- Task instructions -
Find every line below that contains the word "value" and copy it out.

══ Given entries ══

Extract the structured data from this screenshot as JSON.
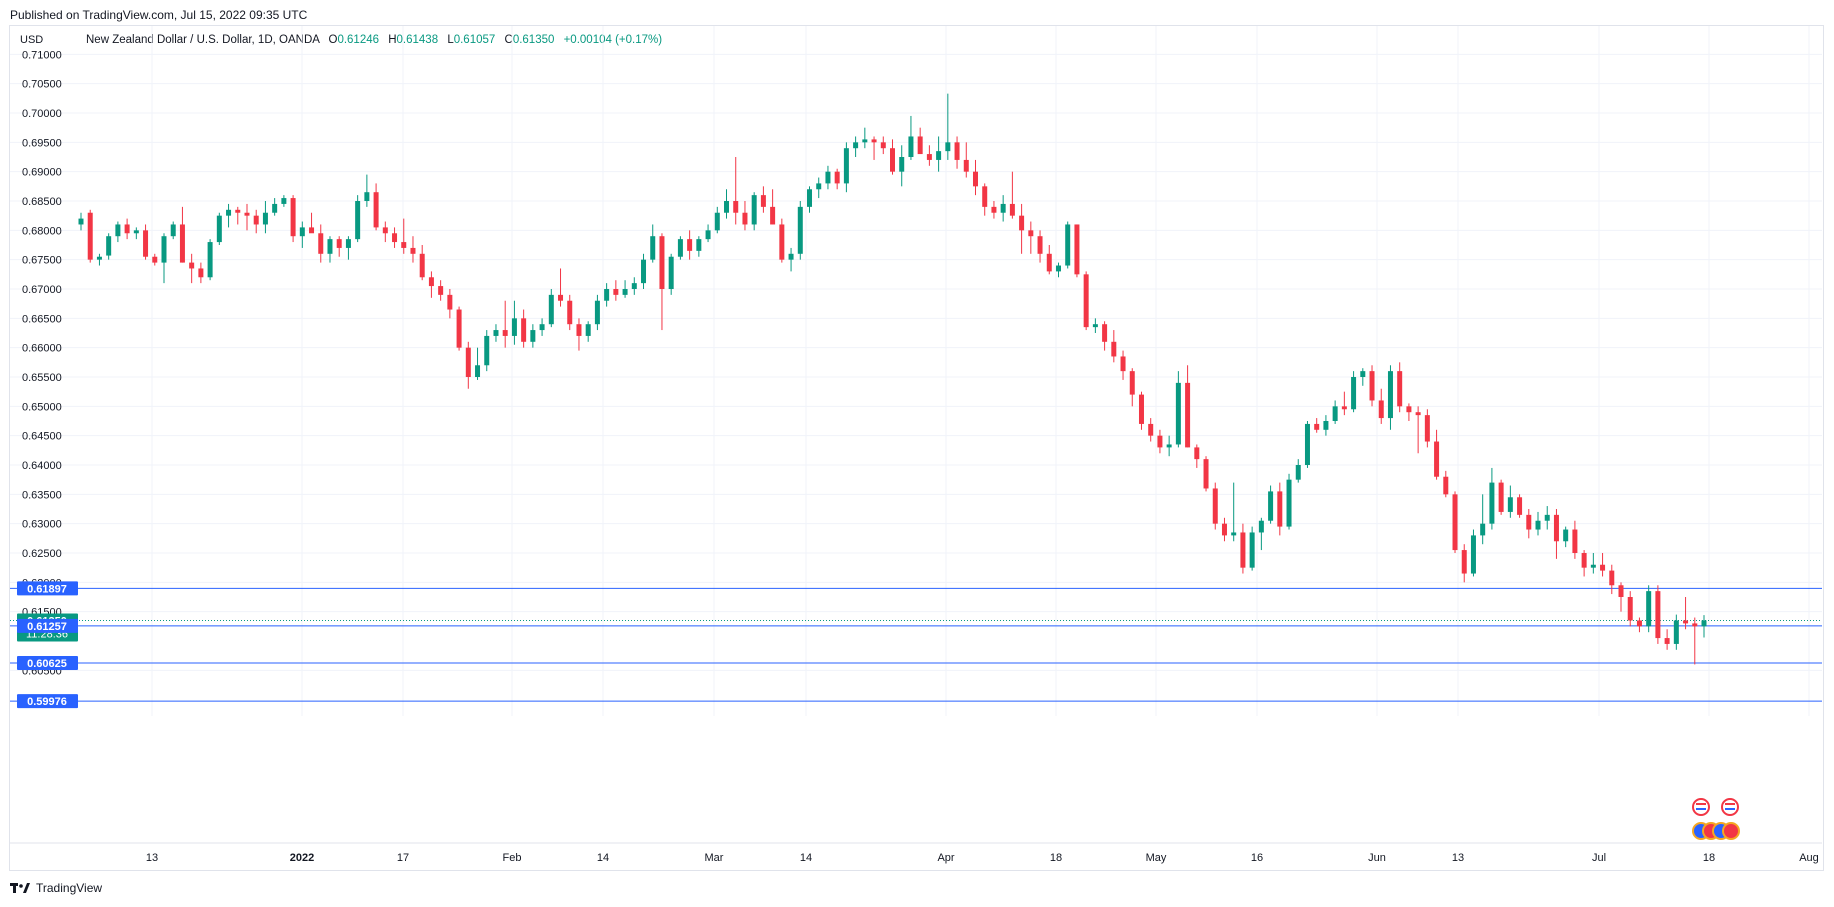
{
  "header": {
    "published": "Published on TradingView.com, Jul 15, 2022 09:35 UTC"
  },
  "legend": {
    "currency": "USD",
    "title": "New Zealand Dollar / U.S. Dollar, 1D, OANDA",
    "o_label": "O",
    "o": "0.61246",
    "h_label": "H",
    "h": "0.61438",
    "l_label": "L",
    "l": "0.61057",
    "c_label": "C",
    "c": "0.61350",
    "change": "+0.00104 (+0.17%)"
  },
  "footer": {
    "brand": "TradingView"
  },
  "colors": {
    "up": "#089981",
    "down": "#f23645",
    "level": "#2962ff",
    "grid": "#f0f3fa",
    "axis_text": "#131722"
  },
  "chart_data": {
    "type": "candlestick",
    "ylim": [
      0.59976,
      0.70979
    ],
    "y_ticks": [
      "0.71000",
      "0.70500",
      "0.70000",
      "0.69500",
      "0.69000",
      "0.68500",
      "0.68000",
      "0.67500",
      "0.67000",
      "0.66500",
      "0.66000",
      "0.65500",
      "0.65000",
      "0.64500",
      "0.64000",
      "0.63500",
      "0.63000",
      "0.62500",
      "0.62000",
      "0.61500",
      "0.60500"
    ],
    "x_ticks": [
      "13",
      "2022",
      "17",
      "Feb",
      "14",
      "Mar",
      "14",
      "Apr",
      "18",
      "May",
      "16",
      "Jun",
      "13",
      "Jul",
      "18",
      "Aug"
    ],
    "price_labels": [
      {
        "value": 0.61897,
        "text": "0.61897",
        "kind": "level"
      },
      {
        "value": 0.6135,
        "text": "0.61350",
        "sub": "11:28:36",
        "kind": "current"
      },
      {
        "value": 0.61257,
        "text": "0.61257",
        "kind": "level"
      },
      {
        "value": 0.60625,
        "text": "0.60625",
        "kind": "level"
      },
      {
        "value": 0.59976,
        "text": "0.59976",
        "kind": "level"
      }
    ],
    "candles": [
      [
        0.681,
        0.683,
        0.68,
        0.682
      ],
      [
        0.683,
        0.6835,
        0.6745,
        0.675
      ],
      [
        0.675,
        0.676,
        0.674,
        0.6755
      ],
      [
        0.6757,
        0.6795,
        0.675,
        0.679
      ],
      [
        0.679,
        0.6815,
        0.678,
        0.681
      ],
      [
        0.681,
        0.682,
        0.6785,
        0.6795
      ],
      [
        0.6795,
        0.6805,
        0.6785,
        0.68
      ],
      [
        0.68,
        0.681,
        0.675,
        0.6755
      ],
      [
        0.6755,
        0.676,
        0.674,
        0.6745
      ],
      [
        0.6745,
        0.6795,
        0.671,
        0.679
      ],
      [
        0.679,
        0.6815,
        0.6785,
        0.681
      ],
      [
        0.681,
        0.684,
        0.6745,
        0.6745
      ],
      [
        0.6745,
        0.676,
        0.671,
        0.6735
      ],
      [
        0.6735,
        0.6745,
        0.671,
        0.672
      ],
      [
        0.672,
        0.6785,
        0.6715,
        0.678
      ],
      [
        0.678,
        0.683,
        0.6775,
        0.6825
      ],
      [
        0.6825,
        0.6845,
        0.6805,
        0.6835
      ],
      [
        0.6835,
        0.684,
        0.681,
        0.683
      ],
      [
        0.683,
        0.6845,
        0.68,
        0.6825
      ],
      [
        0.6825,
        0.6835,
        0.6795,
        0.681
      ],
      [
        0.681,
        0.685,
        0.6795,
        0.683
      ],
      [
        0.683,
        0.6855,
        0.6825,
        0.6845
      ],
      [
        0.6845,
        0.686,
        0.684,
        0.6855
      ],
      [
        0.6855,
        0.686,
        0.678,
        0.679
      ],
      [
        0.679,
        0.6815,
        0.677,
        0.6805
      ],
      [
        0.6805,
        0.683,
        0.68,
        0.6795
      ],
      [
        0.6795,
        0.681,
        0.6745,
        0.676
      ],
      [
        0.676,
        0.679,
        0.6745,
        0.6785
      ],
      [
        0.6785,
        0.679,
        0.6755,
        0.677
      ],
      [
        0.677,
        0.679,
        0.675,
        0.6785
      ],
      [
        0.6785,
        0.686,
        0.678,
        0.685
      ],
      [
        0.685,
        0.6895,
        0.684,
        0.6865
      ],
      [
        0.6865,
        0.688,
        0.68,
        0.6805
      ],
      [
        0.6805,
        0.6815,
        0.678,
        0.6795
      ],
      [
        0.6795,
        0.6805,
        0.677,
        0.678
      ],
      [
        0.678,
        0.682,
        0.676,
        0.677
      ],
      [
        0.677,
        0.679,
        0.6745,
        0.676
      ],
      [
        0.676,
        0.6775,
        0.6715,
        0.672
      ],
      [
        0.672,
        0.673,
        0.6685,
        0.6705
      ],
      [
        0.6705,
        0.6715,
        0.668,
        0.669
      ],
      [
        0.669,
        0.67,
        0.665,
        0.6665
      ],
      [
        0.6665,
        0.667,
        0.6595,
        0.66
      ],
      [
        0.66,
        0.661,
        0.653,
        0.655
      ],
      [
        0.655,
        0.66,
        0.6545,
        0.657
      ],
      [
        0.657,
        0.663,
        0.656,
        0.662
      ],
      [
        0.662,
        0.664,
        0.661,
        0.663
      ],
      [
        0.663,
        0.668,
        0.66,
        0.662
      ],
      [
        0.662,
        0.668,
        0.6605,
        0.665
      ],
      [
        0.665,
        0.6665,
        0.66,
        0.661
      ],
      [
        0.661,
        0.664,
        0.66,
        0.663
      ],
      [
        0.663,
        0.665,
        0.662,
        0.664
      ],
      [
        0.664,
        0.67,
        0.6635,
        0.669
      ],
      [
        0.669,
        0.6735,
        0.667,
        0.668
      ],
      [
        0.668,
        0.669,
        0.663,
        0.664
      ],
      [
        0.664,
        0.665,
        0.6595,
        0.662
      ],
      [
        0.662,
        0.6645,
        0.661,
        0.664
      ],
      [
        0.664,
        0.669,
        0.663,
        0.668
      ],
      [
        0.668,
        0.671,
        0.667,
        0.67
      ],
      [
        0.67,
        0.6715,
        0.668,
        0.669
      ],
      [
        0.669,
        0.6715,
        0.6685,
        0.67
      ],
      [
        0.67,
        0.672,
        0.669,
        0.671
      ],
      [
        0.671,
        0.676,
        0.67,
        0.675
      ],
      [
        0.675,
        0.681,
        0.6745,
        0.679
      ],
      [
        0.679,
        0.6795,
        0.663,
        0.67
      ],
      [
        0.67,
        0.676,
        0.669,
        0.6755
      ],
      [
        0.6755,
        0.679,
        0.675,
        0.6785
      ],
      [
        0.6785,
        0.68,
        0.675,
        0.6765
      ],
      [
        0.6765,
        0.679,
        0.6755,
        0.6785
      ],
      [
        0.6785,
        0.681,
        0.678,
        0.68
      ],
      [
        0.68,
        0.684,
        0.6795,
        0.683
      ],
      [
        0.683,
        0.687,
        0.682,
        0.685
      ],
      [
        0.685,
        0.6925,
        0.681,
        0.683
      ],
      [
        0.683,
        0.685,
        0.68,
        0.681
      ],
      [
        0.681,
        0.6865,
        0.68,
        0.686
      ],
      [
        0.686,
        0.6875,
        0.683,
        0.684
      ],
      [
        0.684,
        0.687,
        0.681,
        0.681
      ],
      [
        0.681,
        0.682,
        0.6745,
        0.675
      ],
      [
        0.675,
        0.677,
        0.673,
        0.676
      ],
      [
        0.676,
        0.685,
        0.675,
        0.684
      ],
      [
        0.684,
        0.6875,
        0.683,
        0.687
      ],
      [
        0.687,
        0.689,
        0.6855,
        0.688
      ],
      [
        0.688,
        0.691,
        0.687,
        0.69
      ],
      [
        0.69,
        0.6905,
        0.687,
        0.688
      ],
      [
        0.688,
        0.695,
        0.6865,
        0.694
      ],
      [
        0.694,
        0.696,
        0.6925,
        0.695
      ],
      [
        0.695,
        0.6975,
        0.694,
        0.6955
      ],
      [
        0.6955,
        0.696,
        0.692,
        0.695
      ],
      [
        0.695,
        0.696,
        0.693,
        0.694
      ],
      [
        0.694,
        0.6955,
        0.6895,
        0.69
      ],
      [
        0.69,
        0.6945,
        0.6875,
        0.6925
      ],
      [
        0.6925,
        0.6995,
        0.692,
        0.696
      ],
      [
        0.696,
        0.6975,
        0.6935,
        0.693
      ],
      [
        0.693,
        0.6945,
        0.691,
        0.692
      ],
      [
        0.692,
        0.696,
        0.69,
        0.6935
      ],
      [
        0.6935,
        0.7033,
        0.692,
        0.695
      ],
      [
        0.695,
        0.696,
        0.6905,
        0.692
      ],
      [
        0.692,
        0.695,
        0.689,
        0.69
      ],
      [
        0.69,
        0.692,
        0.686,
        0.6875
      ],
      [
        0.6875,
        0.688,
        0.6825,
        0.684
      ],
      [
        0.684,
        0.685,
        0.682,
        0.683
      ],
      [
        0.683,
        0.686,
        0.6815,
        0.6845
      ],
      [
        0.6845,
        0.69,
        0.682,
        0.6825
      ],
      [
        0.6825,
        0.6845,
        0.676,
        0.68
      ],
      [
        0.68,
        0.6815,
        0.676,
        0.679
      ],
      [
        0.679,
        0.68,
        0.6745,
        0.676
      ],
      [
        0.676,
        0.6775,
        0.6725,
        0.673
      ],
      [
        0.673,
        0.6745,
        0.672,
        0.674
      ],
      [
        0.674,
        0.6815,
        0.6735,
        0.681
      ],
      [
        0.681,
        0.681,
        0.672,
        0.6725
      ],
      [
        0.6725,
        0.673,
        0.663,
        0.6635
      ],
      [
        0.6635,
        0.665,
        0.6625,
        0.664
      ],
      [
        0.664,
        0.6645,
        0.6595,
        0.661
      ],
      [
        0.661,
        0.663,
        0.6575,
        0.6585
      ],
      [
        0.6585,
        0.6595,
        0.6545,
        0.656
      ],
      [
        0.656,
        0.6565,
        0.65,
        0.652
      ],
      [
        0.652,
        0.6525,
        0.646,
        0.647
      ],
      [
        0.647,
        0.648,
        0.644,
        0.645
      ],
      [
        0.645,
        0.646,
        0.642,
        0.643
      ],
      [
        0.643,
        0.645,
        0.6415,
        0.6435
      ],
      [
        0.6435,
        0.656,
        0.643,
        0.654
      ],
      [
        0.654,
        0.657,
        0.643,
        0.643
      ],
      [
        0.643,
        0.6435,
        0.6395,
        0.641
      ],
      [
        0.641,
        0.6415,
        0.6355,
        0.636
      ],
      [
        0.636,
        0.637,
        0.629,
        0.63
      ],
      [
        0.63,
        0.631,
        0.627,
        0.628
      ],
      [
        0.628,
        0.637,
        0.627,
        0.6285
      ],
      [
        0.6285,
        0.63,
        0.6215,
        0.6225
      ],
      [
        0.6225,
        0.6295,
        0.622,
        0.6285
      ],
      [
        0.6285,
        0.631,
        0.6255,
        0.6305
      ],
      [
        0.6305,
        0.6365,
        0.63,
        0.6355
      ],
      [
        0.6355,
        0.637,
        0.628,
        0.6295
      ],
      [
        0.6295,
        0.6385,
        0.629,
        0.6375
      ],
      [
        0.6375,
        0.641,
        0.637,
        0.64
      ],
      [
        0.64,
        0.6475,
        0.6395,
        0.647
      ],
      [
        0.647,
        0.648,
        0.6455,
        0.646
      ],
      [
        0.646,
        0.6485,
        0.645,
        0.6475
      ],
      [
        0.6475,
        0.651,
        0.647,
        0.65
      ],
      [
        0.65,
        0.6525,
        0.6485,
        0.6495
      ],
      [
        0.6495,
        0.656,
        0.649,
        0.655
      ],
      [
        0.655,
        0.6565,
        0.6535,
        0.656
      ],
      [
        0.656,
        0.657,
        0.65,
        0.651
      ],
      [
        0.651,
        0.653,
        0.647,
        0.648
      ],
      [
        0.648,
        0.657,
        0.646,
        0.656
      ],
      [
        0.656,
        0.6575,
        0.649,
        0.65
      ],
      [
        0.65,
        0.6505,
        0.6475,
        0.649
      ],
      [
        0.649,
        0.65,
        0.642,
        0.6485
      ],
      [
        0.6485,
        0.6495,
        0.643,
        0.644
      ],
      [
        0.644,
        0.646,
        0.6375,
        0.638
      ],
      [
        0.638,
        0.639,
        0.6345,
        0.635
      ],
      [
        0.635,
        0.6355,
        0.625,
        0.6255
      ],
      [
        0.6255,
        0.6265,
        0.62,
        0.6215
      ],
      [
        0.6215,
        0.629,
        0.621,
        0.628
      ],
      [
        0.628,
        0.635,
        0.6265,
        0.63
      ],
      [
        0.63,
        0.6395,
        0.629,
        0.637
      ],
      [
        0.637,
        0.6375,
        0.6315,
        0.632
      ],
      [
        0.632,
        0.6365,
        0.631,
        0.6345
      ],
      [
        0.6345,
        0.635,
        0.631,
        0.6315
      ],
      [
        0.6315,
        0.6325,
        0.6275,
        0.629
      ],
      [
        0.629,
        0.632,
        0.628,
        0.6305
      ],
      [
        0.6305,
        0.633,
        0.629,
        0.6315
      ],
      [
        0.6315,
        0.6325,
        0.624,
        0.627
      ],
      [
        0.627,
        0.6295,
        0.626,
        0.629
      ],
      [
        0.629,
        0.6305,
        0.624,
        0.625
      ],
      [
        0.625,
        0.6255,
        0.621,
        0.6225
      ],
      [
        0.6225,
        0.625,
        0.6215,
        0.623
      ],
      [
        0.623,
        0.625,
        0.621,
        0.622
      ],
      [
        0.622,
        0.623,
        0.618,
        0.6195
      ],
      [
        0.6195,
        0.62,
        0.615,
        0.6175
      ],
      [
        0.6175,
        0.6185,
        0.6125,
        0.6135
      ],
      [
        0.6135,
        0.614,
        0.6115,
        0.6125
      ],
      [
        0.6125,
        0.6195,
        0.6115,
        0.6185
      ],
      [
        0.6185,
        0.6195,
        0.6095,
        0.6105
      ],
      [
        0.6105,
        0.612,
        0.6085,
        0.6095
      ],
      [
        0.6095,
        0.6145,
        0.6085,
        0.6135
      ],
      [
        0.6135,
        0.6175,
        0.612,
        0.613
      ],
      [
        0.613,
        0.614,
        0.606,
        0.6125
      ],
      [
        0.6125,
        0.6144,
        0.6106,
        0.6135
      ]
    ]
  }
}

═══

- Written reply -
        "value": 0.61897,
        "value": 0.6135,
        "value": 0.61257,
        "value": 0.60625,
        "value": 0.59976,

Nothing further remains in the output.